# TASK
Every line that contains "JSON" counts once; give the total number of such lines, with no other words.

::: MATERIAL TO PROCESS :::

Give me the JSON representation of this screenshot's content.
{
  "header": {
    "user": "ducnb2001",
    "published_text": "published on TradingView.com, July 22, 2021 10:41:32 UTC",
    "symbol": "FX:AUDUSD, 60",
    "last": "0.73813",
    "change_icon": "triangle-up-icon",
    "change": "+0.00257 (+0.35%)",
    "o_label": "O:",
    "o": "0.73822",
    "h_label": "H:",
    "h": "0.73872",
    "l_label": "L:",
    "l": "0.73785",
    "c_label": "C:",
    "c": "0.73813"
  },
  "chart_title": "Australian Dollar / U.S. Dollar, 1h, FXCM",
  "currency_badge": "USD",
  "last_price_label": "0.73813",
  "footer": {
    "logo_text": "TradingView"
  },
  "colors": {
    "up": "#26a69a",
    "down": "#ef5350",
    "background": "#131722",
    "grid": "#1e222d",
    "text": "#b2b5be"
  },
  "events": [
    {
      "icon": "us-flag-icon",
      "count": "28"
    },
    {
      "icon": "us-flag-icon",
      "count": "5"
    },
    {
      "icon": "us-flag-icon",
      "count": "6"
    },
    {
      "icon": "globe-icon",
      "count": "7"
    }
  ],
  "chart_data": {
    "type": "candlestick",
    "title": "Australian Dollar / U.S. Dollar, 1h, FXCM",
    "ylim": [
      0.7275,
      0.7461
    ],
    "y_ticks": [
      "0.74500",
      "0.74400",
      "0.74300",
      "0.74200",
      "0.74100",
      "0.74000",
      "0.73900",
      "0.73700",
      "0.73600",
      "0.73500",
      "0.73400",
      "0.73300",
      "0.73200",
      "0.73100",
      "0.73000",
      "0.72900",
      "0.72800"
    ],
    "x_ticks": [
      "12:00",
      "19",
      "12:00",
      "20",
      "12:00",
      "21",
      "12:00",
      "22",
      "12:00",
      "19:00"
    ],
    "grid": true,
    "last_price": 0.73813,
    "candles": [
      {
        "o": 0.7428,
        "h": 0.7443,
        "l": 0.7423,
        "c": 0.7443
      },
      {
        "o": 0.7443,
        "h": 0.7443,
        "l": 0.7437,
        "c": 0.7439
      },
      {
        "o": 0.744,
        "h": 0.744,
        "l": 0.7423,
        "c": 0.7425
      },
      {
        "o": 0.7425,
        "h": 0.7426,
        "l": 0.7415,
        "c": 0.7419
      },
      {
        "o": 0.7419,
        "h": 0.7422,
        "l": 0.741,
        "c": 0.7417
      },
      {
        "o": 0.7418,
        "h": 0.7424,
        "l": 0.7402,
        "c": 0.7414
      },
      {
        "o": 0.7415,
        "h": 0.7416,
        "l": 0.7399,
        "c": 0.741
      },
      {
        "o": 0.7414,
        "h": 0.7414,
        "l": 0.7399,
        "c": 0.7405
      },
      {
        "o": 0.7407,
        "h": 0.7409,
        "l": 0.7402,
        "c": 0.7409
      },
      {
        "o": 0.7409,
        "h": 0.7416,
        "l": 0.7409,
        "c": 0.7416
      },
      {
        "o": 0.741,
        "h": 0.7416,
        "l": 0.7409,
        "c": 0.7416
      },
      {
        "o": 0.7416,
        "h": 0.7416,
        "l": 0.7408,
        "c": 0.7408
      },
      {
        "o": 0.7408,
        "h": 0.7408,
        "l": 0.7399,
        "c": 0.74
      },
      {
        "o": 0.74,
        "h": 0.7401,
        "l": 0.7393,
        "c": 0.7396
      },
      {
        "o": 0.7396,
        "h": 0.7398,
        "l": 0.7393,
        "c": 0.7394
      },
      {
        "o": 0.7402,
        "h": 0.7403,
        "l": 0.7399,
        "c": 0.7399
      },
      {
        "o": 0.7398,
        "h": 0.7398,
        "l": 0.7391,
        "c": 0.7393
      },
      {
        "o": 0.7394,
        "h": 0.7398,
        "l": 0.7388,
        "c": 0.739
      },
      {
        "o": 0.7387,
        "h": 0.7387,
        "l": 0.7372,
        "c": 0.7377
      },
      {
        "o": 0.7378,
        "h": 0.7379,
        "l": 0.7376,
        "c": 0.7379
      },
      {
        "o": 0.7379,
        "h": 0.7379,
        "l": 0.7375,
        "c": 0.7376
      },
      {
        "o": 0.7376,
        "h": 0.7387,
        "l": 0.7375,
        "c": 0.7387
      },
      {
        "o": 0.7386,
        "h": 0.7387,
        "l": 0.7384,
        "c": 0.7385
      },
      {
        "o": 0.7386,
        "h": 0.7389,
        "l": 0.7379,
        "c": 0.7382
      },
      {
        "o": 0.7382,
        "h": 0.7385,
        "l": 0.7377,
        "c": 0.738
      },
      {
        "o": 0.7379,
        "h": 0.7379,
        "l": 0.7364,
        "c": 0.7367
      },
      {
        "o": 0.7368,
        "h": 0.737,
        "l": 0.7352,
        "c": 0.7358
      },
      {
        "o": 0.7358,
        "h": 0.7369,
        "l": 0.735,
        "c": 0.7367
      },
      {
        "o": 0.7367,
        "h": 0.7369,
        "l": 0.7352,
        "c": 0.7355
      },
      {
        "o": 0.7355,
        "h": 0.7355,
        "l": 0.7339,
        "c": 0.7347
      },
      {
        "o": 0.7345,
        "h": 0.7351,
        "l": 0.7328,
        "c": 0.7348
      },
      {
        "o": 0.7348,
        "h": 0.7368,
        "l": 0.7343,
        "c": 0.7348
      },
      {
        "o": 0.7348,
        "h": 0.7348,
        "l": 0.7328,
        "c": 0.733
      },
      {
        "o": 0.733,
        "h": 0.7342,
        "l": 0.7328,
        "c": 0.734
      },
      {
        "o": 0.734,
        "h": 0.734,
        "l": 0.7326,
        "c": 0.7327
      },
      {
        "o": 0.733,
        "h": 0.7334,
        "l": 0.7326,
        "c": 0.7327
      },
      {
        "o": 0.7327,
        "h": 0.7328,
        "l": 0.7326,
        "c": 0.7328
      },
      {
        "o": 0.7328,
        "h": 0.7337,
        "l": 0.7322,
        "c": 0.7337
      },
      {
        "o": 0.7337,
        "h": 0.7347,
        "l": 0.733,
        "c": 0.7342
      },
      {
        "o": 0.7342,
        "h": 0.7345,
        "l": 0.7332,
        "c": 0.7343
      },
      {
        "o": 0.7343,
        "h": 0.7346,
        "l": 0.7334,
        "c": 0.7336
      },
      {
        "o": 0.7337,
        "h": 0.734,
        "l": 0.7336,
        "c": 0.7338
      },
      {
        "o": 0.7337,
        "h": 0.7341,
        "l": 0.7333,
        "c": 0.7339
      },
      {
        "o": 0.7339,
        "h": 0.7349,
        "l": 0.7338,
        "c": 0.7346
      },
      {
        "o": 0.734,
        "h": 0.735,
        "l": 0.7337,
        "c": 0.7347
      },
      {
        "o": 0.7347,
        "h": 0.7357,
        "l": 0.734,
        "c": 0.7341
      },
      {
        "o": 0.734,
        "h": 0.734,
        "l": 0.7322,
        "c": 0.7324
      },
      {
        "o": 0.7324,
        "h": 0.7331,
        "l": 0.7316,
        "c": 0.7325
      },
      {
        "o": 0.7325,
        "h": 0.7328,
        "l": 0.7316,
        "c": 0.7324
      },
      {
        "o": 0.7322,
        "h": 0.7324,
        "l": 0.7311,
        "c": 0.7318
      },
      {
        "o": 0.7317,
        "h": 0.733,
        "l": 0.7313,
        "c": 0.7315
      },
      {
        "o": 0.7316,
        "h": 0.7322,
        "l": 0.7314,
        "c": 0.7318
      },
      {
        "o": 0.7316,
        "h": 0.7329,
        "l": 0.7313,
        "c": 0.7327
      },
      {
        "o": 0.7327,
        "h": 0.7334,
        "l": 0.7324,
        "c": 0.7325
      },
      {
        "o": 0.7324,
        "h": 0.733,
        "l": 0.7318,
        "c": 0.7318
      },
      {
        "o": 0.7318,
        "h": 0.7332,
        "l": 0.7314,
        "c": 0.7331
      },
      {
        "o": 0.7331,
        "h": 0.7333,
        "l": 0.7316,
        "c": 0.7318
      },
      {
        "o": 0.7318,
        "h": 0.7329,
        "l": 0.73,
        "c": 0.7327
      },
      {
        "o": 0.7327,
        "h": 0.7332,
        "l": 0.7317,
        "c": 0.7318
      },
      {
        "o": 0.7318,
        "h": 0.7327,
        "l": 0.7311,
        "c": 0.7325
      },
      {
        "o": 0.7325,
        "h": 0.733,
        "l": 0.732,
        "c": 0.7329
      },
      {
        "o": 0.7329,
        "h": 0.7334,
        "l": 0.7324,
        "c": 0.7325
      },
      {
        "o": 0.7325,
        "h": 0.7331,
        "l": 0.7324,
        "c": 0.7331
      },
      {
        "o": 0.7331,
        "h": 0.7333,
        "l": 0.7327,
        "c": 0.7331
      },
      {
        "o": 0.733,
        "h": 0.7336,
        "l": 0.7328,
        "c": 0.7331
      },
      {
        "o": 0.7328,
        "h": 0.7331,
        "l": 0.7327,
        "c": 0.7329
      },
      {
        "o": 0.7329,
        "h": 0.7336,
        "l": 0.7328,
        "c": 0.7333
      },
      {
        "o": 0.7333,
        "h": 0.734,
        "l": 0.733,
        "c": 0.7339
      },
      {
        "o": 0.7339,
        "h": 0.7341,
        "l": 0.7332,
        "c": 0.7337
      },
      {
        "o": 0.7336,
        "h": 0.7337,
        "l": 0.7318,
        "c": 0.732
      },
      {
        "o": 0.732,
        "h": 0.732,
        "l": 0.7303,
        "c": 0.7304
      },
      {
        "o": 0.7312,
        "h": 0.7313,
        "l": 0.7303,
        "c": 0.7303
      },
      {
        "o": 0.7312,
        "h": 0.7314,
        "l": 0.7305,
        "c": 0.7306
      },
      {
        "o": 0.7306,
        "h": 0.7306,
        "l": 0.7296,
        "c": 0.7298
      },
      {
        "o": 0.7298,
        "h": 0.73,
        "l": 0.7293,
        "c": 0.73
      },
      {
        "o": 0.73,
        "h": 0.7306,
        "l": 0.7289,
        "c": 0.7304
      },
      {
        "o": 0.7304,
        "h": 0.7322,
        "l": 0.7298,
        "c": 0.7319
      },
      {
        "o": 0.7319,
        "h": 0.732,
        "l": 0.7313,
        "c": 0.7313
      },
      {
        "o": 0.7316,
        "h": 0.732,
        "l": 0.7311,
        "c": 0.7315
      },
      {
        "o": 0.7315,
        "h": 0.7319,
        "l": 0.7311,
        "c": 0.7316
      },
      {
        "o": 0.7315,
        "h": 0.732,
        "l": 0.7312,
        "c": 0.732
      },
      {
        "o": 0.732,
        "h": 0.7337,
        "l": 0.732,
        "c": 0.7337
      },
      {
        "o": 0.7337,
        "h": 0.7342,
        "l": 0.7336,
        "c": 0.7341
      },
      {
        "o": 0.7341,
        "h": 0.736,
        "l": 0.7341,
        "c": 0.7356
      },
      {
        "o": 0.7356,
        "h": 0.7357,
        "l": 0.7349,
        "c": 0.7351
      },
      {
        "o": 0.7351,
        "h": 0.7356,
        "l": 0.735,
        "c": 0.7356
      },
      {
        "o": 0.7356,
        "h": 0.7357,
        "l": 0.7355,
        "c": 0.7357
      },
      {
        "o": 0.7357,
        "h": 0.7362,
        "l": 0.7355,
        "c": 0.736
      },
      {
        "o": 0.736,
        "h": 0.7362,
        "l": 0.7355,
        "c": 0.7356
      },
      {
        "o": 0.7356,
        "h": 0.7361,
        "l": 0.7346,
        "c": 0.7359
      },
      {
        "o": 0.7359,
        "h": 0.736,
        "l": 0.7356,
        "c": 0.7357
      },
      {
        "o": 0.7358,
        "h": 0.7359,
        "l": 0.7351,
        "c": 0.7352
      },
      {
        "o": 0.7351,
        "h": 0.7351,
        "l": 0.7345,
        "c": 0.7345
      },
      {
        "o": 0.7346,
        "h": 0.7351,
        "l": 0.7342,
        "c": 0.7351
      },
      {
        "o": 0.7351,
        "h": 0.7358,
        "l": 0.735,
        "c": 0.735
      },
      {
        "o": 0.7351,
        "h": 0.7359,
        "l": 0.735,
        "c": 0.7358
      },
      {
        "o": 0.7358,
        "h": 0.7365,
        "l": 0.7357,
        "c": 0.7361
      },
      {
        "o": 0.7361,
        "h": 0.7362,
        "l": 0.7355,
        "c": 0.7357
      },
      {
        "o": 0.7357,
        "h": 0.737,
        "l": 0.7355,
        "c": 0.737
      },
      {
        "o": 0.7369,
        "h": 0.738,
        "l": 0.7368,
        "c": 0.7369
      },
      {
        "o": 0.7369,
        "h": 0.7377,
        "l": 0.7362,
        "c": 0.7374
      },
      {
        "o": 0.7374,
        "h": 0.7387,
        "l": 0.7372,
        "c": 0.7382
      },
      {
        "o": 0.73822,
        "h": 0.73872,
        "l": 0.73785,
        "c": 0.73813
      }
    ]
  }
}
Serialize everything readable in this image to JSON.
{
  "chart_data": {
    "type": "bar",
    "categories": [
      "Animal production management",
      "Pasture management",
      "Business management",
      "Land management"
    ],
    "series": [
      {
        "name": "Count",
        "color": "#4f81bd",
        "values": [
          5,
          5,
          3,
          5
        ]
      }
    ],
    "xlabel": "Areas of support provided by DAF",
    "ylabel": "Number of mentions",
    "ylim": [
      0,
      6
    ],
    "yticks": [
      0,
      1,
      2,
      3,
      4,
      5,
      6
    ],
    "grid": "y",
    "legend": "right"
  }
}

:::

# RESULT
2